-- Request --
For the data below, work out how many lines include the string "Land" and report only the number.

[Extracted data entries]
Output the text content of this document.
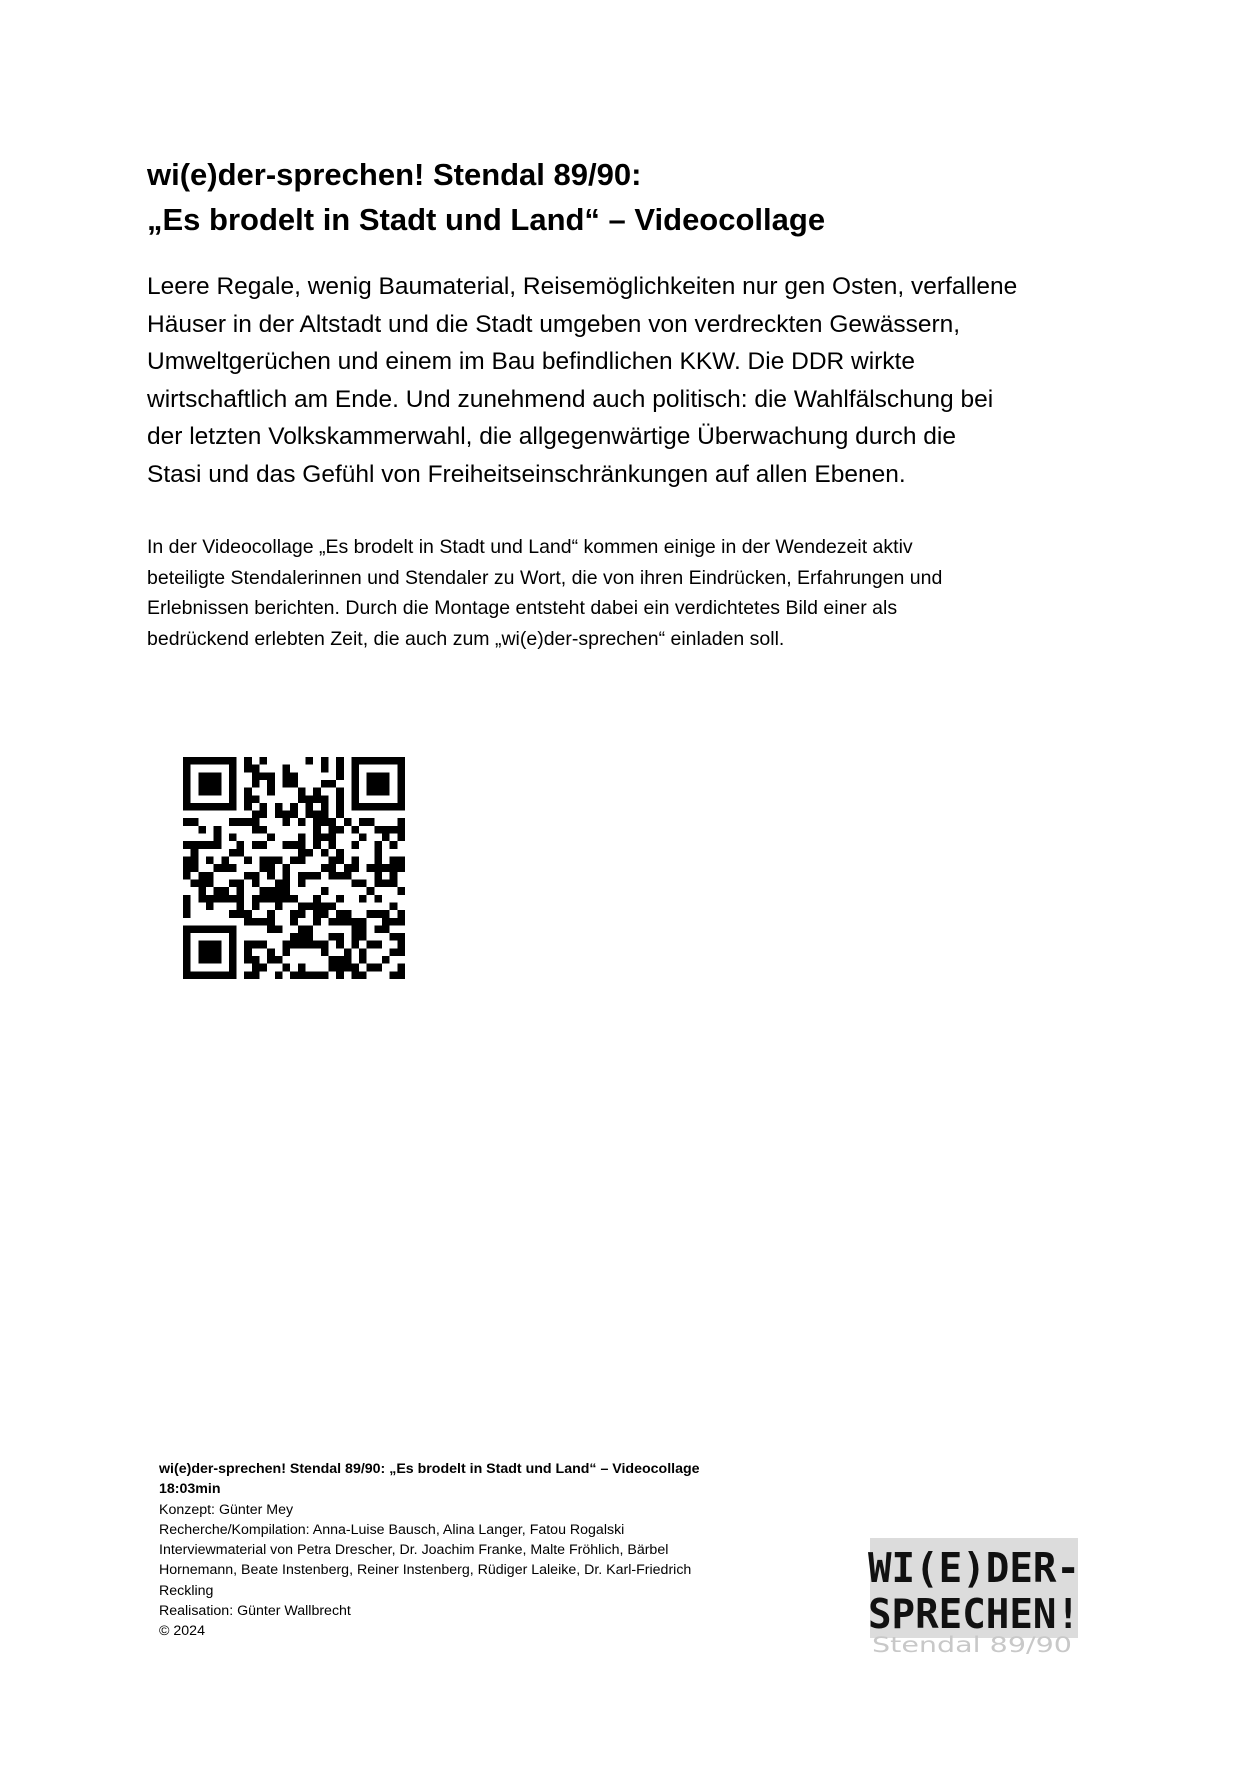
wi(e)der-sprechen! Stendal 89/90:
„Es brodelt in Stadt und Land“ – Videocollage
Leere Regale, wenig Baumaterial, Reisemöglichkeiten nur gen Osten, verfallene
Häuser in der Altstadt und die Stadt umgeben von verdreckten Gewässern,
Umweltgerüchen und einem im Bau befindlichen KKW. Die DDR wirkte
wirtschaftlich am Ende. Und zunehmend auch politisch: die Wahlfälschung bei
der letzten Volkskammerwahl, die allgegenwärtige Überwachung durch die
Stasi und das Gefühl von Freiheitseinschränkungen auf allen Ebenen.
In der Videocollage „Es brodelt in Stadt und Land“ kommen einige in der Wendezeit aktiv
beteiligte Stendalerinnen und Stendaler zu Wort, die von ihren Eindrücken, Erfahrungen und
Erlebnissen berichten. Durch die Montage entsteht dabei ein verdichtetes Bild einer als
bedrückend erlebten Zeit, die auch zum „wi(e)der-sprechen“ einladen soll.
wi(e)der-sprechen! Stendal 89/90: „Es brodelt in Stadt und Land“ – Videocollage
18:03min
Konzept: Günter Mey
Recherche/Kompilation: Anna-Luise Bausch, Alina Langer, Fatou Rogalski
Interviewmaterial von Petra Drescher, Dr. Joachim Franke, Malte Fröhlich, Bärbel
Hornemann, Beate Instenberg, Reiner Instenberg, Rüdiger Laleike, Dr. Karl-Friedrich
Reckling
Realisation: Günter Wallbrecht
© 2024
WI(E)DER-
SPRECHEN!
Stendal 89/90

-- Written solution --
3